- Short problem:
Output each entry verbatim and exclude every picture from it.

[Extracted data entries]
Start

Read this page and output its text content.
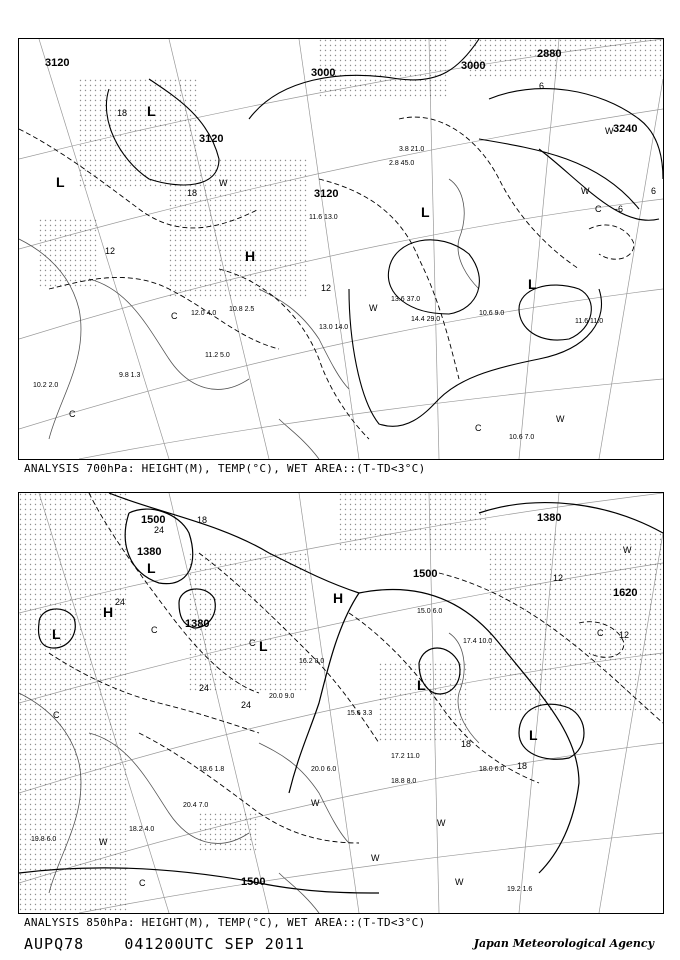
3120
3000
3000
2880
3240
3120
3120
18
18
12
12
6
-6
6
L
L
L
L
H
W
W
W
W
W
C
C
C
C
10.2 2.0
9.8 1.3
11.2 5.0
10.8 2.5
12.0 4.0
13.0 14.0
10.6 9.0
11.6 11.0
10.6 7.0
3.8 21.0
2.8 45.0
13.6 37.0
14.4 29.0
11.6 13.0
ANALYSIS 700hPa: HEIGHT(M), TEMP(°C), WET AREA::(T-TD<3°C)
1500
1500
1500
1380
1380
1380
1620
18
24
24
24
18
18
12
12
24
L
L
L
L
L
H
H
W
W
W
W
W
W
C
C
C
C
C
19.8 6.0
18.2 4.0
20.4 7.0
18.6 1.8	20.0 6.0	18.0 6.0
19.2 1.6
18.8 8.0
15.6 3.3
20.0 9.0
17.2 11.0
16.2 8.0
15.0 6.0
17.4 10.0
ANALYSIS 850hPa: HEIGHT(M), TEMP(°C), WET AREA::(T-TD<3°C)
AUPQ78	041200UTC SEP 2011	Japan Meteorological Agency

End

- Task solution:
Read this page and output its text content.
3120
3000
3000
2880
3240
3120
3120
18
18
12
12
6
-6
6
L
L
L
L
H
W
W
W
W
W
C
C
C
C
10.2 2.0
9.8 1.3
11.2 5.0
10.8 2.5
12.0 4.0
13.0 14.0
10.6 9.0
11.6 11.0
10.6 7.0
3.8 21.0
2.8 45.0
13.6 37.0
14.4 29.0
11.6 13.0
ANALYSIS 700hPa: HEIGHT(M), TEMP(°C), WET AREA::(T-TD<3°C)
1500
1500
1500
1380
1380
1380
1620
18
24
24
24
18
18
12
12
24
L
L
L
L
L
H
H
W
W
W
W
W
W
C
C
C
C
C
19.8 6.0
18.2 4.0
20.4 7.0
18.6 1.8	20.0 6.0	18.0 6.0
19.2 1.6
18.8 8.0
15.6 3.3
20.0 9.0
17.2 11.0
16.2 8.0
15.0 6.0
17.4 10.0
ANALYSIS 850hPa: HEIGHT(M), TEMP(°C), WET AREA::(T-TD<3°C)
AUPQ78	041200UTC SEP 2011	Japan Meteorological Agency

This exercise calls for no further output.